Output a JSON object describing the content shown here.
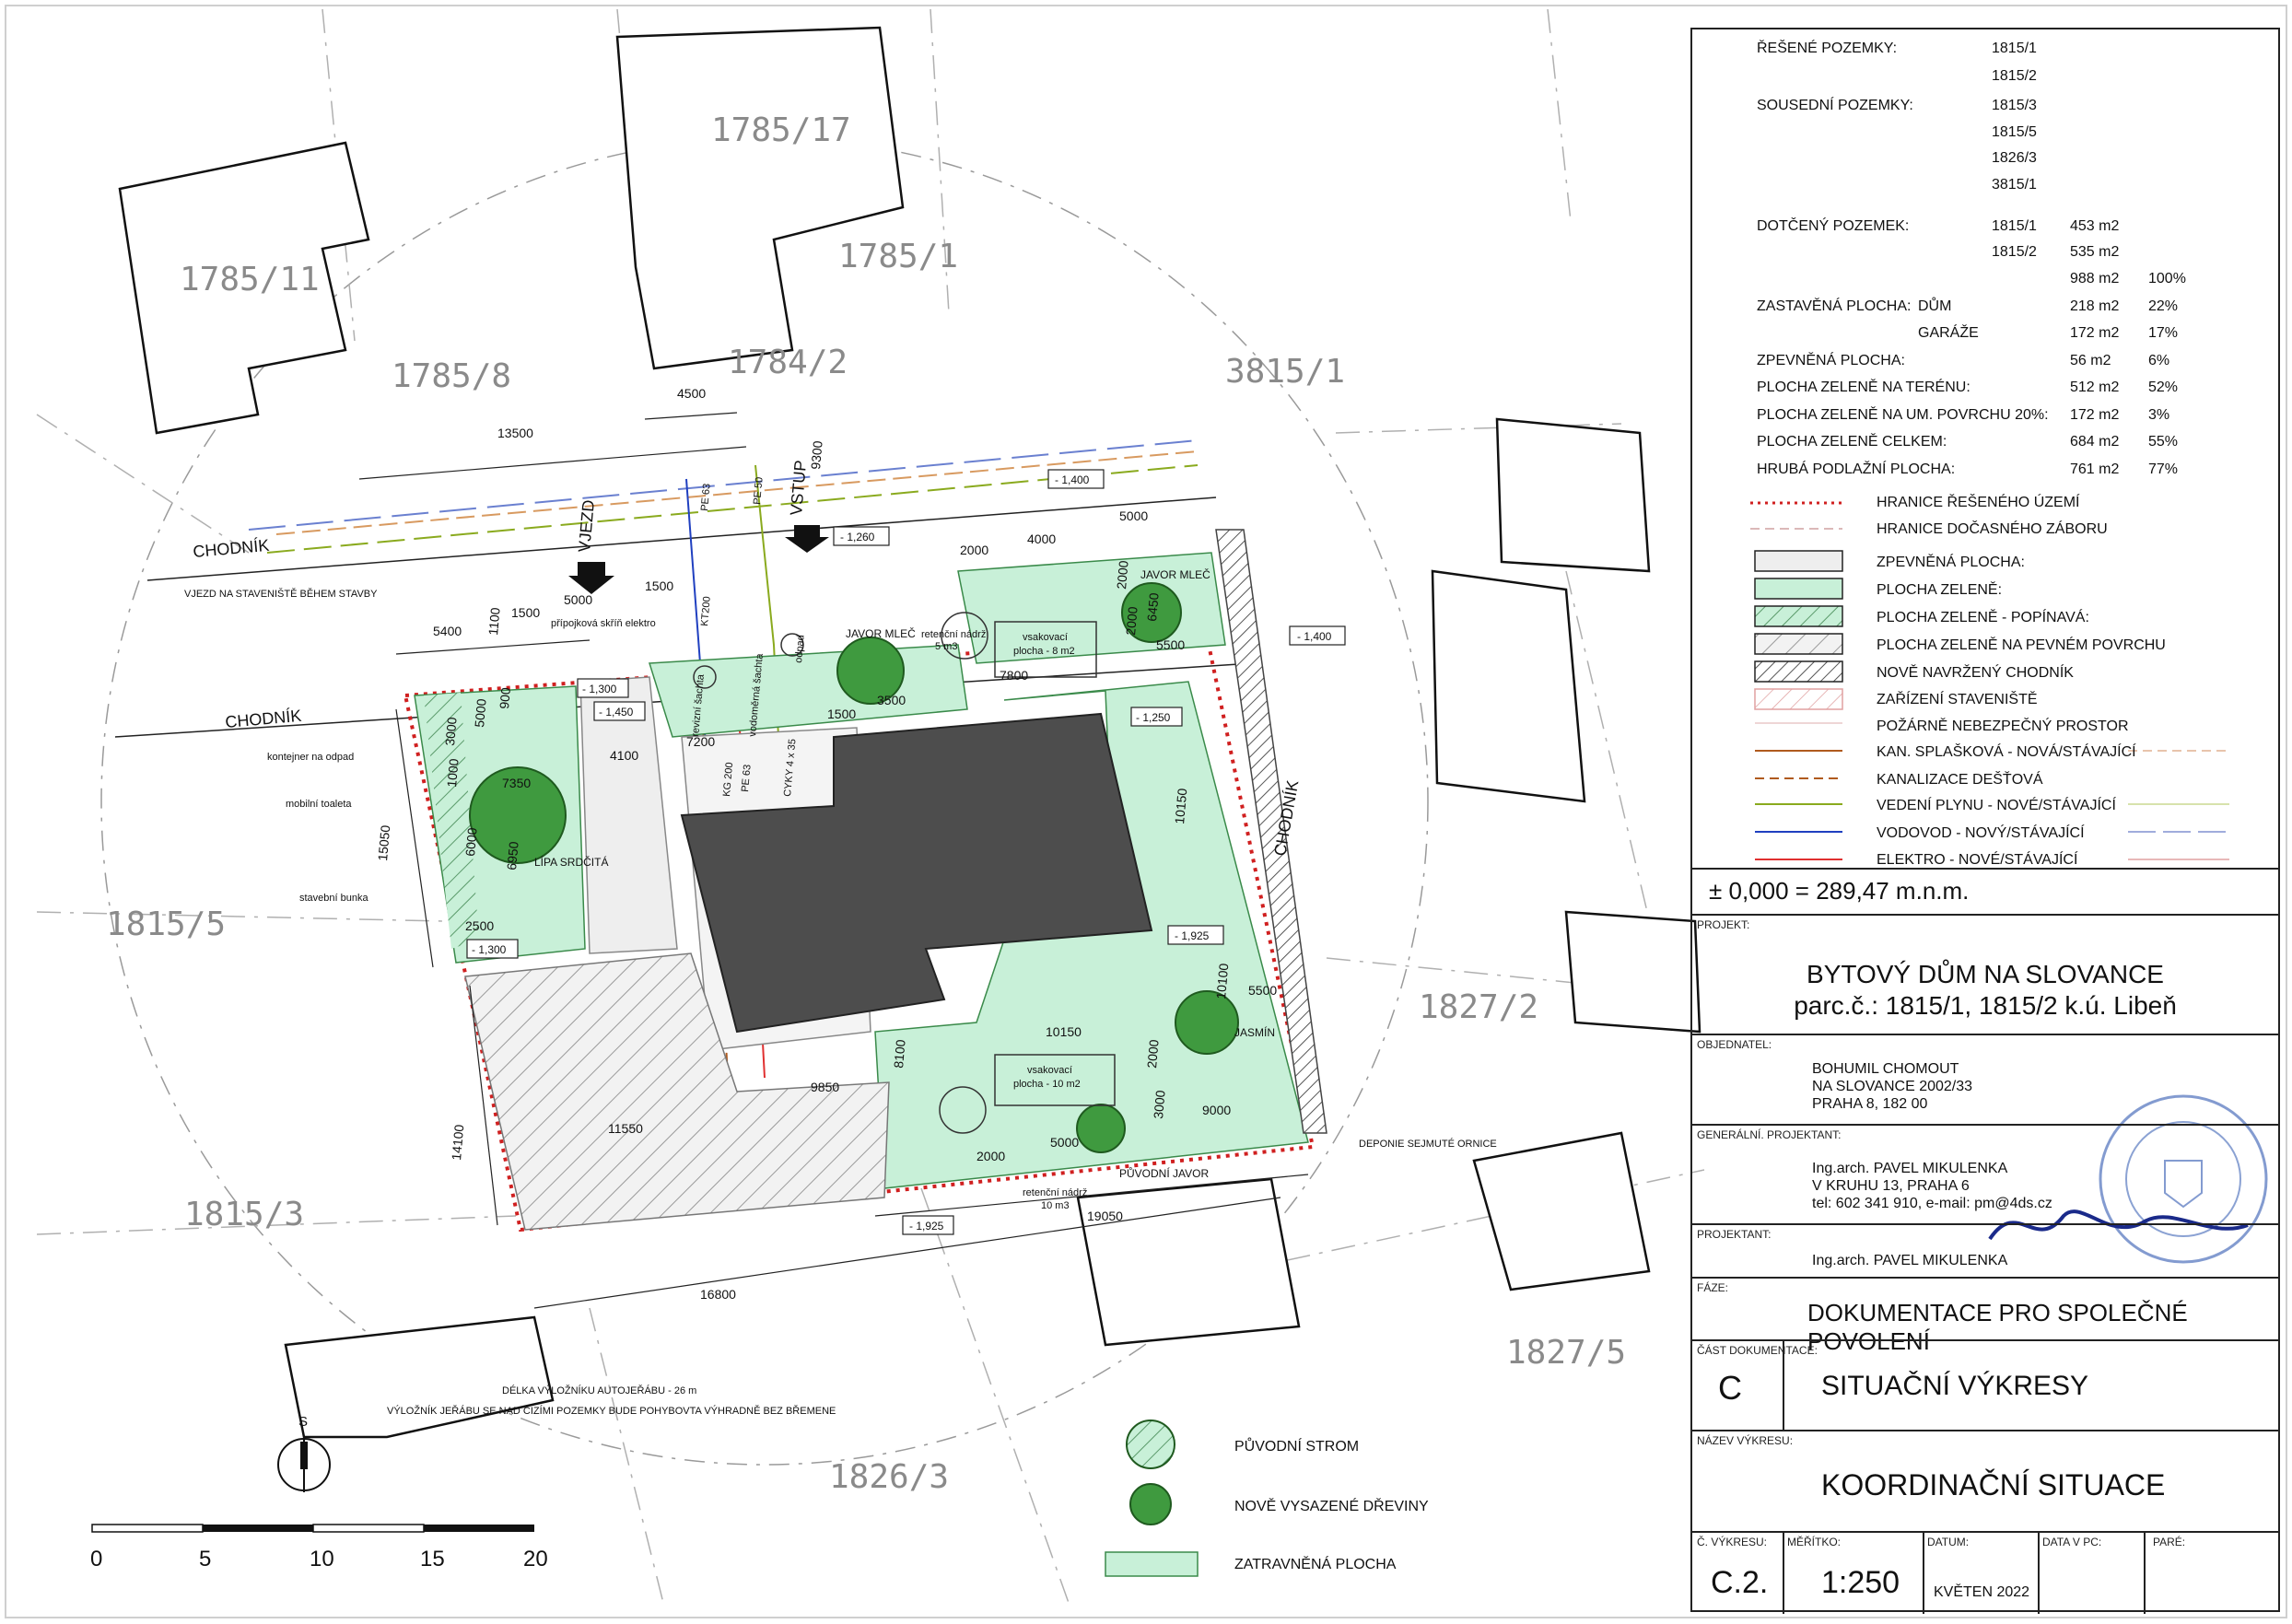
{
  "parcels": {
    "p1785_17": "1785/17",
    "p1785_11": "1785/11",
    "p1785_1": "1785/1",
    "p1785_8": "1785/8",
    "p1784_2": "1784/2",
    "p3815_1": "3815/1",
    "p1815_5": "1815/5",
    "p1815_3": "1815/3",
    "p1827_2": "1827/2",
    "p1827_5": "1827/5",
    "p1826_3": "1826/3"
  },
  "plan_labels": {
    "chodnik_top": "CHODNÍK",
    "chodnik_mid": "CHODNÍK",
    "chodnik_right": "CHODNÍK",
    "vjezd_staveniste": "VJEZD NA STAVENIŠTĚ BĚHEM STAVBY",
    "vjezd": "VJEZD",
    "vstup": "VSTUP",
    "kontejner": "kontejner na odpad",
    "mobilni_toaleta": "mobilní toaleta",
    "stavebni_bunka": "stavební bunka",
    "lipa": "LÍPA SRDČITÁ",
    "javor1": "JAVOR MLEČ",
    "javor2": "JAVOR MLEČ",
    "jasmin": "JASMÍN",
    "puvodni_javor": "PŮVODNÍ JAVOR",
    "deponie": "DEPONIE SEJMUTÉ ORNICE",
    "pripojkova": "přípojková skříň elektro",
    "retencni1_a": "retenční nádrž",
    "retencni1_b": "5 m3",
    "vsak1_a": "vsakovací",
    "vsak1_b": "plocha - 8 m2",
    "vsak2_a": "vsakovací",
    "vsak2_b": "plocha - 10 m2",
    "retencni2_a": "retenční nádrž",
    "retencni2_b": "10 m3",
    "revizni": "revizní šachta",
    "vodomerna": "vodoměrná šachta",
    "odpad": "odpad",
    "pe63": "PE 63",
    "pe50": "PE 50",
    "kt200": "KT200",
    "kg200": "KG 200",
    "pe63b": "PE 63",
    "cykv": "CYKY 4 x 35",
    "delka1": "DÉLKA VÝLOŽNÍKU AUTOJEŘÁBU - 26 m",
    "delka2": "VÝLOŽNÍK JEŘÁBU SE NAD CIZÍMI POZEMKY BUDE POHYBOVTA VÝHRADNĚ BEZ BŘEMENE",
    "north": "S"
  },
  "levels": [
    "- 1,400",
    "- 1,260",
    "- 1,400",
    "- 1,300",
    "- 1,450",
    "- 1,250",
    "- 1,925",
    "- 1,300",
    "- 1,925"
  ],
  "dims": {
    "d13500": "13500",
    "d4500": "4500",
    "d9300": "9300",
    "d5000a": "5000",
    "d5400": "5400",
    "d1100": "1100",
    "d1500a": "1500",
    "d5000b": "5000",
    "d1500b": "1500",
    "d2000a": "2000",
    "d4000": "4000",
    "d2000b": "2000",
    "d2000c": "2000",
    "d6450": "6450",
    "d5500a": "5500",
    "d7800": "7800",
    "d3500": "3500",
    "d1500c": "1500",
    "d7200": "7200",
    "d4100": "4100",
    "d3000a": "3000",
    "d5000c": "5000",
    "d900": "900",
    "d1000": "1000",
    "d7350": "7350",
    "d6000": "6000",
    "d6950": "6950",
    "d15050": "15050",
    "d2500": "2500",
    "d10150a": "10150",
    "d10100": "10100",
    "d5500b": "5500",
    "d10150b": "10150",
    "d8100": "8100",
    "d2000d": "2000",
    "d3000b": "3000",
    "d9850": "9850",
    "d11550": "11550",
    "d14100": "14100",
    "d9000": "9000",
    "d2000e": "2000",
    "d5000d": "5000",
    "d19050": "19050",
    "d16800": "16800"
  },
  "plant_legend": {
    "puvodni_strom": "PŮVODNÍ STROM",
    "nove_dreviny": "NOVĚ VYSAZENÉ DŘEVINY",
    "zatravnena": "ZATRAVNĚNÁ PLOCHA"
  },
  "scale_bar": [
    "0",
    "5",
    "10",
    "15",
    "20"
  ],
  "areas": {
    "reseny_label": "ŘEŠENÉ POZEMKY:",
    "reseny_1": "1815/1",
    "reseny_2": "1815/2",
    "sousedni_label": "SOUSEDNÍ POZEMKY:",
    "sousedni_1": "1815/3",
    "sousedni_2": "1815/5",
    "sousedni_3": "1826/3",
    "sousedni_4": "3815/1",
    "dotceny_label": "DOTČENÝ POZEMEK:",
    "dot_1_p": "1815/1",
    "dot_1_v": "453 m2",
    "dot_2_p": "1815/2",
    "dot_2_v": "535 m2",
    "dot_sum_v": "988 m2",
    "dot_sum_pct": "100%",
    "zast_label": "ZASTAVĚNÁ PLOCHA:",
    "zast_dum": "DŮM",
    "zast_dum_v": "218 m2",
    "zast_dum_pct": "22%",
    "zast_garaze": "GARÁŽE",
    "zast_garaze_v": "172 m2",
    "zast_garaze_pct": "17%",
    "zpev_label": "ZPEVNĚNÁ PLOCHA:",
    "zpev_v": "56 m2",
    "zpev_pct": "6%",
    "zel_teren_label": "PLOCHA ZELENĚ NA TERÉNU:",
    "zel_teren_v": "512 m2",
    "zel_teren_pct": "52%",
    "zel_um_label": "PLOCHA ZELENĚ NA UM. POVRCHU 20%:",
    "zel_um_v": "172 m2",
    "zel_um_pct": "3%",
    "zel_celk_label": "PLOCHA ZELENĚ CELKEM:",
    "zel_celk_v": "684 m2",
    "zel_celk_pct": "55%",
    "hpp_label": "HRUBÁ PODLAŽNÍ PLOCHA:",
    "hpp_v": "761 m2",
    "hpp_pct": "77%"
  },
  "legend": [
    "HRANICE ŘEŠENÉHO ÚZEMÍ",
    "HRANICE DOČASNÉHO ZÁBORU",
    "ZPEVNĚNÁ PLOCHA:",
    "PLOCHA ZELENĚ:",
    "PLOCHA ZELENĚ - POPÍNAVÁ:",
    "PLOCHA ZELENĚ NA PEVNÉM POVRCHU",
    "NOVĚ NAVRŽENÝ CHODNÍK",
    "ZAŘÍZENÍ STAVENIŠTĚ",
    "POŽÁRNĚ NEBEZPEČNÝ PROSTOR",
    "KAN. SPLAŠKOVÁ - NOVÁ/STÁVAJÍCÍ",
    "KANALIZACE DEŠŤOVÁ",
    "VEDENÍ PLYNU - NOVÉ/STÁVAJÍCÍ",
    "VODOVOD - NOVÝ/STÁVAJÍCÍ",
    "ELEKTRO - NOVÉ/STÁVAJÍCÍ"
  ],
  "title_block": {
    "elevation": "± 0,000 = 289,47 m.n.m.",
    "projekt_hdr": "PROJEKT:",
    "projekt_1": "BYTOVÝ DŮM NA SLOVANCE",
    "projekt_2": "parc.č.: 1815/1, 1815/2 k.ú. Libeň",
    "objednatel_hdr": "OBJEDNATEL:",
    "objednatel_1": "BOHUMIL CHOMOUT",
    "objednatel_2": "NA SLOVANCE 2002/33",
    "objednatel_3": "PRAHA 8, 182 00",
    "gen_hdr": "GENERÁLNÍ. PROJEKTANT:",
    "gen_1": "Ing.arch. PAVEL MIKULENKA",
    "gen_2": "V KRUHU 13, PRAHA 6",
    "gen_3": "tel: 602 341 910, e-mail: pm@4ds.cz",
    "projektant_hdr": "PROJEKTANT:",
    "projektant_1": "Ing.arch. PAVEL MIKULENKA",
    "faze_hdr": "FÁZE:",
    "faze": "DOKUMENTACE PRO SPOLEČNÉ POVOLENÍ",
    "cast_hdr": "ČÁST DOKUMENTACE:",
    "cast_code": "C",
    "cast_name": "SITUAČNÍ VÝKRESY",
    "nazev_hdr": "NÁZEV VÝKRESU:",
    "nazev": "KOORDINAČNÍ SITUACE",
    "cislo_hdr": "Č. VÝKRESU:",
    "meritko_hdr": "MĚŘÍTKO:",
    "datum_hdr": "DATUM:",
    "datavpc_hdr": "DATA V PC:",
    "pare_hdr": "PARÉ:",
    "cislo": "C.2.",
    "meritko": "1:250",
    "datum": "KVĚTEN 2022"
  },
  "colors": {
    "green": "#c8f0d8",
    "green_dark": "#3f9a3f",
    "building": "#4d4d4d",
    "boundary_red": "#d02020",
    "gas": "#8aaa1e",
    "water": "#2040c0",
    "sewer": "#b05a1e",
    "electric": "#e03030"
  }
}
##############################
## Exercise
In the entries above, find every line holding the word "POZEMKY" and copy it out.

## Finished answer
    "delka2": "VÝLOŽNÍK JEŘÁBU SE NAD CIZÍMI POZEMKY BUDE POHYBOVTA VÝHRADNĚ BEZ BŘEMENE",
    "reseny_label": "ŘEŠENÉ POZEMKY:",
    "sousedni_label": "SOUSEDNÍ POZEMKY:",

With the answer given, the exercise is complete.